STATED GOAL: Retype each line of the material exactly, please, skipping any picture in it.

DATA SUPPLIED:
————

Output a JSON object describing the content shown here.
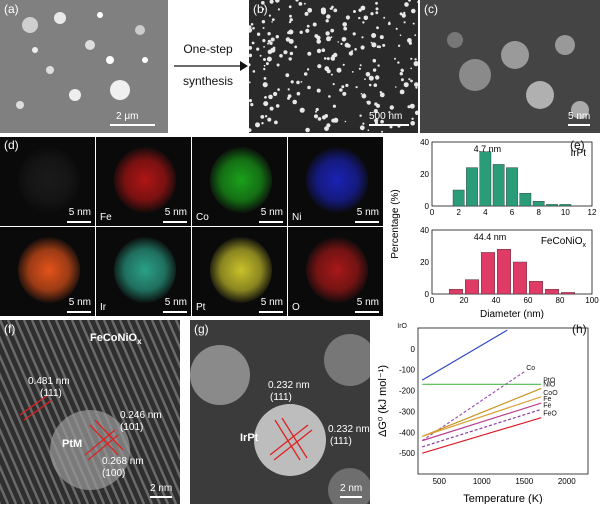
{
  "panels": {
    "a": {
      "label": "(a)",
      "scale": "2 μm"
    },
    "b": {
      "label": "(b)",
      "scale": "500 nm"
    },
    "c": {
      "label": "(c)",
      "scale": "5 nm"
    },
    "d": {
      "label": "(d)",
      "tiles": [
        {
          "name": "",
          "scale": "5 nm",
          "color": "#1a1a1a"
        },
        {
          "name": "Fe",
          "scale": "5 nm",
          "color": "#b01515"
        },
        {
          "name": "Co",
          "scale": "5 nm",
          "color": "#1aa11a"
        },
        {
          "name": "Ni",
          "scale": "5 nm",
          "color": "#1a22b5"
        },
        {
          "name": "",
          "scale": "5 nm",
          "color": "#e3531a"
        },
        {
          "name": "Ir",
          "scale": "5 nm",
          "color": "#2aa188"
        },
        {
          "name": "Pt",
          "scale": "5 nm",
          "color": "#c9c22b"
        },
        {
          "name": "O",
          "scale": "5 nm",
          "color": "#a81818"
        }
      ]
    },
    "f": {
      "label": "(f)",
      "material": "FeCoNiO",
      "material_sub": "x",
      "particle": "PtM",
      "spacings": [
        "0.481 nm",
        "(111)",
        "0.246 nm",
        "(101)",
        "0.268 nm",
        "(100)"
      ],
      "scale": "2 nm"
    },
    "g": {
      "label": "(g)",
      "particle": "IrPt",
      "spacings": [
        "0.232 nm",
        "(111)",
        "0.232 nm",
        "(111)"
      ],
      "scale": "2 nm"
    }
  },
  "arrow": {
    "line1": "One-step",
    "line2": "synthesis"
  },
  "chart_data": [
    {
      "type": "bar",
      "panel": "(e)",
      "title": "IrPt",
      "annotation": "4.7 nm",
      "x": [
        2,
        3,
        4,
        5,
        6,
        7,
        8,
        9,
        10
      ],
      "values": [
        10,
        24,
        34,
        26,
        24,
        8,
        3,
        1,
        1
      ],
      "xlim": [
        0,
        12
      ],
      "ylim": [
        0,
        40
      ],
      "yticks": [
        0,
        20,
        40
      ],
      "xticks": [
        0,
        2,
        4,
        6,
        8,
        10,
        12
      ],
      "color": "#2a9d78"
    },
    {
      "type": "bar",
      "panel": "(e)",
      "title": "FeCoNiO",
      "title_sub": "x",
      "annotation": "44.4 nm",
      "x": [
        15,
        25,
        35,
        45,
        55,
        65,
        75,
        85
      ],
      "values": [
        3,
        9,
        26,
        28,
        20,
        8,
        3,
        1
      ],
      "xlim": [
        0,
        100
      ],
      "ylim": [
        0,
        40
      ],
      "yticks": [
        0,
        20,
        40
      ],
      "xticks": [
        0,
        20,
        40,
        60,
        80,
        100
      ],
      "xlabel": "Diameter (nm)",
      "ylabel": "Percentage (%)",
      "color": "#e03a66"
    },
    {
      "type": "line",
      "panel": "(h)",
      "xlabel": "Temperature (K)",
      "ylabel": "ΔG⁰ (kJ mol⁻¹)",
      "xlim": [
        250,
        2250
      ],
      "ylim": [
        -600,
        100
      ],
      "xticks": [
        500,
        1000,
        1500,
        2000
      ],
      "yticks": [
        0,
        -100,
        -200,
        -300,
        -400,
        -500
      ],
      "series": [
        {
          "name": "IrO2",
          "color": "#3046c8",
          "dash": false,
          "points": [
            [
              300,
              -150
            ],
            [
              1300,
              90
            ]
          ]
        },
        {
          "name": "PtO2 (g)",
          "color": "#4fb84f",
          "dash": false,
          "points": [
            [
              300,
              -170
            ],
            [
              1700,
              -170
            ]
          ]
        },
        {
          "name": "Co3O4",
          "color": "#9b57b8",
          "dash": true,
          "points": [
            [
              300,
              -440
            ],
            [
              1500,
              -110
            ]
          ]
        },
        {
          "name": "NiO",
          "color": "#c8921e",
          "dash": false,
          "points": [
            [
              300,
              -420
            ],
            [
              1700,
              -190
            ]
          ]
        },
        {
          "name": "CoO",
          "color": "#d9a13a",
          "dash": false,
          "points": [
            [
              300,
              -420
            ],
            [
              1700,
              -230
            ]
          ]
        },
        {
          "name": "Fe3O4",
          "color": "#b9418f",
          "dash": false,
          "points": [
            [
              300,
              -440
            ],
            [
              1700,
              -260
            ]
          ]
        },
        {
          "name": "Fe2O3",
          "color": "#8b3aa0",
          "dash": true,
          "points": [
            [
              300,
              -470
            ],
            [
              1700,
              -290
            ]
          ]
        },
        {
          "name": "FeO",
          "color": "#d8202a",
          "dash": false,
          "points": [
            [
              300,
              -500
            ],
            [
              1700,
              -330
            ]
          ]
        }
      ],
      "labels": {
        "IrO2": "IrO",
        "Co3O4": "Co",
        "NiO": "NiO",
        "CoO": "CoO",
        "Fe3O4": "Fe",
        "Fe2O3": "Fe",
        "FeO": "FeO",
        "PtO2": "PtO"
      }
    }
  ],
  "panel_e_label": "(e)",
  "panel_h_label": "(h)"
}
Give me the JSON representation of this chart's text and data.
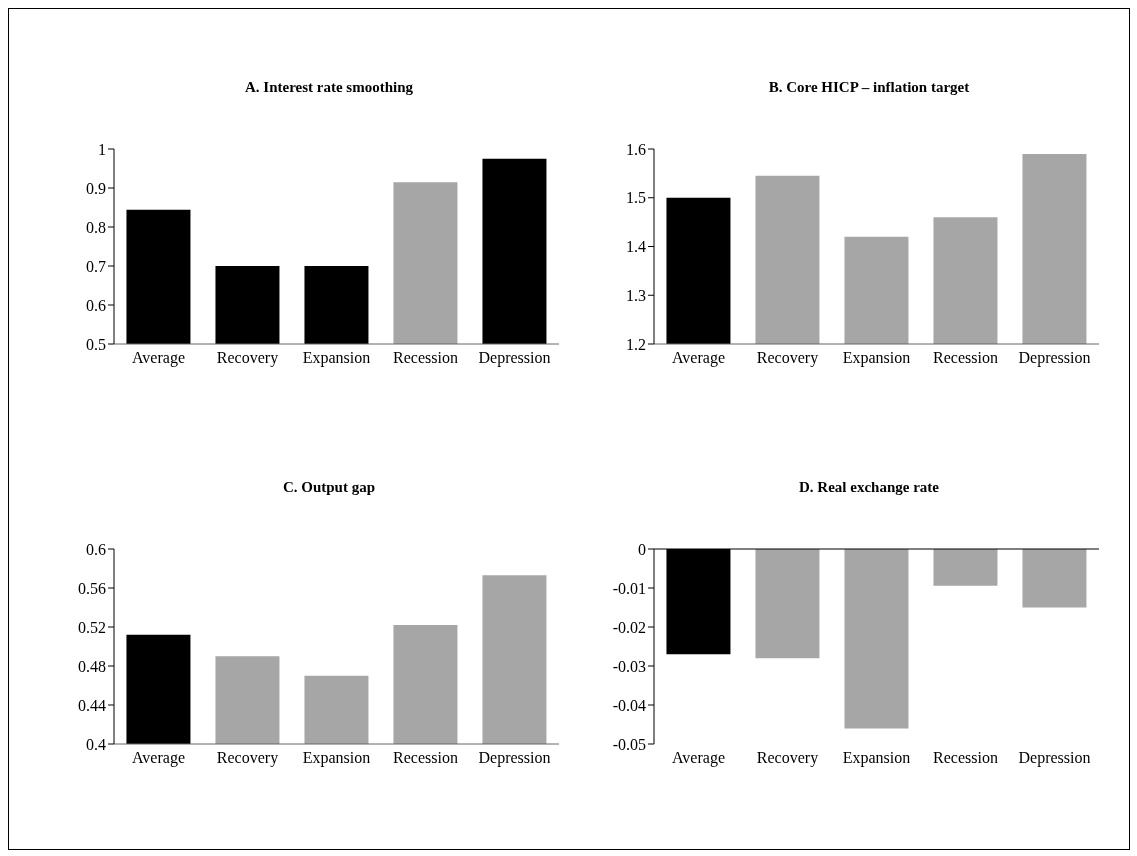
{
  "chart_data": [
    {
      "type": "bar",
      "title": "A. Interest rate smoothing",
      "categories": [
        "Average",
        "Recovery",
        "Expansion",
        "Recession",
        "Depression"
      ],
      "values": [
        0.844,
        0.7,
        0.7,
        0.915,
        0.975
      ],
      "colors": [
        "#000000",
        "#000000",
        "#000000",
        "#a6a6a6",
        "#000000"
      ],
      "ylim": [
        0.5,
        1
      ],
      "yticks": [
        0.5,
        0.6,
        0.7,
        0.8,
        0.9,
        1
      ],
      "grid": false,
      "legend": false
    },
    {
      "type": "bar",
      "title": "B. Core HICP – inflation target",
      "categories": [
        "Average",
        "Recovery",
        "Expansion",
        "Recession",
        "Depression"
      ],
      "values": [
        1.5,
        1.545,
        1.42,
        1.46,
        1.59
      ],
      "colors": [
        "#000000",
        "#a6a6a6",
        "#a6a6a6",
        "#a6a6a6",
        "#a6a6a6"
      ],
      "ylim": [
        1.2,
        1.6
      ],
      "yticks": [
        1.2,
        1.3,
        1.4,
        1.5,
        1.6
      ],
      "grid": false,
      "legend": false
    },
    {
      "type": "bar",
      "title": "C. Output gap",
      "categories": [
        "Average",
        "Recovery",
        "Expansion",
        "Recession",
        "Depression"
      ],
      "values": [
        0.512,
        0.49,
        0.47,
        0.522,
        0.573
      ],
      "colors": [
        "#000000",
        "#a6a6a6",
        "#a6a6a6",
        "#a6a6a6",
        "#a6a6a6"
      ],
      "ylim": [
        0.4,
        0.6
      ],
      "yticks": [
        0.4,
        0.44,
        0.48,
        0.52,
        0.56,
        0.6
      ],
      "grid": false,
      "legend": false
    },
    {
      "type": "bar",
      "title": "D. Real exchange rate",
      "categories": [
        "Average",
        "Recovery",
        "Expansion",
        "Recession",
        "Depression"
      ],
      "values": [
        -0.027,
        -0.028,
        -0.046,
        -0.0094,
        -0.015
      ],
      "colors": [
        "#000000",
        "#a6a6a6",
        "#a6a6a6",
        "#a6a6a6",
        "#a6a6a6"
      ],
      "ylim": [
        -0.05,
        0
      ],
      "yticks": [
        -0.05,
        -0.04,
        -0.03,
        -0.02,
        -0.01,
        0
      ],
      "grid": false,
      "legend": false
    }
  ]
}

————

TASK ANSWER:
Output a JSON object describing the content shown here.
{
  "panels": {
    "a": {
      "label": "(a)",
      "scale": "2 μm"
    },
    "b": {
      "label": "(b)",
      "scale": "500 nm"
    },
    "c": {
      "label": "(c)",
      "scale": "5 nm"
    },
    "d": {
      "label": "(d)",
      "tiles": [
        {
          "name": "",
          "scale": "5 nm",
          "color": "#1a1a1a"
        },
        {
          "name": "Fe",
          "scale": "5 nm",
          "color": "#b01515"
        },
        {
          "name": "Co",
          "scale": "5 nm",
          "color": "#1aa11a"
        },
        {
          "name": "Ni",
          "scale": "5 nm",
          "color": "#1a22b5"
        },
        {
          "name": "",
          "scale": "5 nm",
          "color": "#e3531a"
        },
        {
          "name": "Ir",
          "scale": "5 nm",
          "color": "#2aa188"
        },
        {
          "name": "Pt",
          "scale": "5 nm",
          "color": "#c9c22b"
        },
        {
          "name": "O",
          "scale": "5 nm",
          "color": "#a81818"
        }
      ]
    },
    "f": {
      "label": "(f)",
      "material": "FeCoNiO",
      "material_sub": "x",
      "particle": "PtM",
      "spacings": [
        "0.481 nm",
        "(111)",
        "0.246 nm",
        "(101)",
        "0.268 nm",
        "(100)"
      ],
      "scale": "2 nm"
    },
    "g": {
      "label": "(g)",
      "particle": "IrPt",
      "spacings": [
        "0.232 nm",
        "(111)",
        "0.232 nm",
        "(111)"
      ],
      "scale": "2 nm"
    }
  },
  "arrow": {
    "line1": "One-step",
    "line2": "synthesis"
  },
  "chart_data": [
    {
      "type": "bar",
      "panel": "(e)",
      "title": "IrPt",
      "annotation": "4.7 nm",
      "x": [
        2,
        3,
        4,
        5,
        6,
        7,
        8,
        9,
        10
      ],
      "values": [
        10,
        24,
        34,
        26,
        24,
        8,
        3,
        1,
        1
      ],
      "xlim": [
        0,
        12
      ],
      "ylim": [
        0,
        40
      ],
      "yticks": [
        0,
        20,
        40
      ],
      "xticks": [
        0,
        2,
        4,
        6,
        8,
        10,
        12
      ],
      "color": "#2a9d78"
    },
    {
      "type": "bar",
      "panel": "(e)",
      "title": "FeCoNiO",
      "title_sub": "x",
      "annotation": "44.4 nm",
      "x": [
        15,
        25,
        35,
        45,
        55,
        65,
        75,
        85
      ],
      "values": [
        3,
        9,
        26,
        28,
        20,
        8,
        3,
        1
      ],
      "xlim": [
        0,
        100
      ],
      "ylim": [
        0,
        40
      ],
      "yticks": [
        0,
        20,
        40
      ],
      "xticks": [
        0,
        20,
        40,
        60,
        80,
        100
      ],
      "xlabel": "Diameter (nm)",
      "ylabel": "Percentage (%)",
      "color": "#e03a66"
    },
    {
      "type": "line",
      "panel": "(h)",
      "xlabel": "Temperature (K)",
      "ylabel": "ΔG⁰ (kJ mol⁻¹)",
      "xlim": [
        250,
        2250
      ],
      "ylim": [
        -600,
        100
      ],
      "xticks": [
        500,
        1000,
        1500,
        2000
      ],
      "yticks": [
        0,
        -100,
        -200,
        -300,
        -400,
        -500
      ],
      "series": [
        {
          "name": "IrO2",
          "color": "#3046c8",
          "dash": false,
          "points": [
            [
              300,
              -150
            ],
            [
              1300,
              90
            ]
          ]
        },
        {
          "name": "PtO2 (g)",
          "color": "#4fb84f",
          "dash": false,
          "points": [
            [
              300,
              -170
            ],
            [
              1700,
              -170
            ]
          ]
        },
        {
          "name": "Co3O4",
          "color": "#9b57b8",
          "dash": true,
          "points": [
            [
              300,
              -440
            ],
            [
              1500,
              -110
            ]
          ]
        },
        {
          "name": "NiO",
          "color": "#c8921e",
          "dash": false,
          "points": [
            [
              300,
              -420
            ],
            [
              1700,
              -190
            ]
          ]
        },
        {
          "name": "CoO",
          "color": "#d9a13a",
          "dash": false,
          "points": [
            [
              300,
              -420
            ],
            [
              1700,
              -230
            ]
          ]
        },
        {
          "name": "Fe3O4",
          "color": "#b9418f",
          "dash": false,
          "points": [
            [
              300,
              -440
            ],
            [
              1700,
              -260
            ]
          ]
        },
        {
          "name": "Fe2O3",
          "color": "#8b3aa0",
          "dash": true,
          "points": [
            [
              300,
              -470
            ],
            [
              1700,
              -290
            ]
          ]
        },
        {
          "name": "FeO",
          "color": "#d8202a",
          "dash": false,
          "points": [
            [
              300,
              -500
            ],
            [
              1700,
              -330
            ]
          ]
        }
      ],
      "labels": {
        "IrO2": "IrO",
        "Co3O4": "Co",
        "NiO": "NiO",
        "CoO": "CoO",
        "Fe3O4": "Fe",
        "Fe2O3": "Fe",
        "FeO": "FeO",
        "PtO2": "PtO"
      }
    }
  ],
  "panel_e_label": "(e)",
  "panel_h_label": "(h)"
}
Give me the JSON representation of this chart's text and data.
{
  "chart_data": [
    {
      "type": "bar",
      "title": "A. Interest rate smoothing",
      "categories": [
        "Average",
        "Recovery",
        "Expansion",
        "Recession",
        "Depression"
      ],
      "values": [
        0.844,
        0.7,
        0.7,
        0.915,
        0.975
      ],
      "colors": [
        "#000000",
        "#000000",
        "#000000",
        "#a6a6a6",
        "#000000"
      ],
      "ylim": [
        0.5,
        1
      ],
      "yticks": [
        0.5,
        0.6,
        0.7,
        0.8,
        0.9,
        1
      ],
      "grid": false,
      "legend": false
    },
    {
      "type": "bar",
      "title": "B. Core HICP – inflation target",
      "categories": [
        "Average",
        "Recovery",
        "Expansion",
        "Recession",
        "Depression"
      ],
      "values": [
        1.5,
        1.545,
        1.42,
        1.46,
        1.59
      ],
      "colors": [
        "#000000",
        "#a6a6a6",
        "#a6a6a6",
        "#a6a6a6",
        "#a6a6a6"
      ],
      "ylim": [
        1.2,
        1.6
      ],
      "yticks": [
        1.2,
        1.3,
        1.4,
        1.5,
        1.6
      ],
      "grid": false,
      "legend": false
    },
    {
      "type": "bar",
      "title": "C. Output gap",
      "categories": [
        "Average",
        "Recovery",
        "Expansion",
        "Recession",
        "Depression"
      ],
      "values": [
        0.512,
        0.49,
        0.47,
        0.522,
        0.573
      ],
      "colors": [
        "#000000",
        "#a6a6a6",
        "#a6a6a6",
        "#a6a6a6",
        "#a6a6a6"
      ],
      "ylim": [
        0.4,
        0.6
      ],
      "yticks": [
        0.4,
        0.44,
        0.48,
        0.52,
        0.56,
        0.6
      ],
      "grid": false,
      "legend": false
    },
    {
      "type": "bar",
      "title": "D. Real exchange rate",
      "categories": [
        "Average",
        "Recovery",
        "Expansion",
        "Recession",
        "Depression"
      ],
      "values": [
        -0.027,
        -0.028,
        -0.046,
        -0.0094,
        -0.015
      ],
      "colors": [
        "#000000",
        "#a6a6a6",
        "#a6a6a6",
        "#a6a6a6",
        "#a6a6a6"
      ],
      "ylim": [
        -0.05,
        0
      ],
      "yticks": [
        -0.05,
        -0.04,
        -0.03,
        -0.02,
        -0.01,
        0
      ],
      "grid": false,
      "legend": false
    }
  ]
}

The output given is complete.